* **WHAT IS REQUIRED**
Your task is to copy the listing exactly. Drop any pictures from the copy.

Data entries
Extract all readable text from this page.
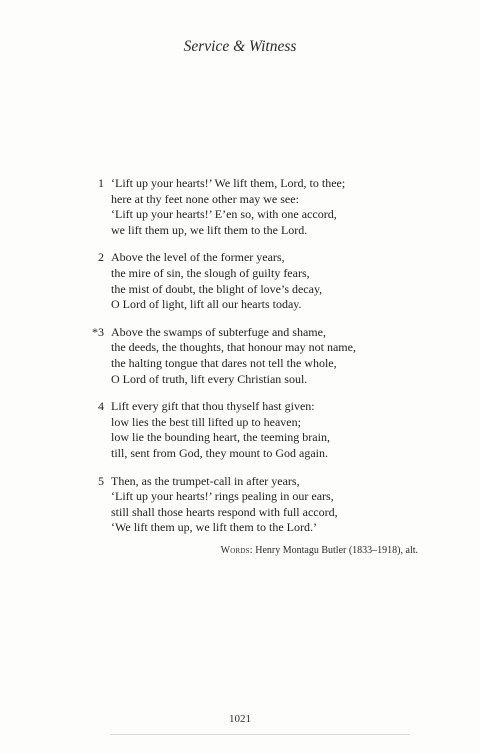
Service & Witness
1 ‘Lift up your hearts!’ We lift them, Lord, to thee;
here at thy feet none other may we see:
‘Lift up your hearts!’ E’en so, with one accord,
we lift them up, we lift them to the Lord.
2 Above the level of the former years,
the mire of sin, the slough of guilty fears,
the mist of doubt, the blight of love’s decay,
O Lord of light, lift all our hearts today.
*3 Above the swamps of subterfuge and shame,
the deeds, the thoughts, that honour may not name,
the halting tongue that dares not tell the whole,
O Lord of truth, lift every Christian soul.
4 Lift every gift that thou thyself hast given:
low lies the best till lifted up to heaven;
low lie the bounding heart, the teeming brain,
till, sent from God, they mount to God again.
5 Then, as the trumpet-call in after years,
‘Lift up your hearts!’ rings pealing in our ears,
still shall those hearts respond with full accord,
‘We lift them up, we lift them to the Lord.’
Words: Henry Montagu Butler (1833–1918), alt.
1021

* **FULL OUTPUT**
Extract all readable text from this page.
Service & Witness
1 ‘Lift up your hearts!’ We lift them, Lord, to thee;
here at thy feet none other may we see:
‘Lift up your hearts!’ E’en so, with one accord,
we lift them up, we lift them to the Lord.
2 Above the level of the former years,
the mire of sin, the slough of guilty fears,
the mist of doubt, the blight of love’s decay,
O Lord of light, lift all our hearts today.
*3 Above the swamps of subterfuge and shame,
the deeds, the thoughts, that honour may not name,
the halting tongue that dares not tell the whole,
O Lord of truth, lift every Christian soul.
4 Lift every gift that thou thyself hast given:
low lies the best till lifted up to heaven;
low lie the bounding heart, the teeming brain,
till, sent from God, they mount to God again.
5 Then, as the trumpet-call in after years,
‘Lift up your hearts!’ rings pealing in our ears,
still shall those hearts respond with full accord,
‘We lift them up, we lift them to the Lord.’
Words: Henry Montagu Butler (1833–1918), alt.
1021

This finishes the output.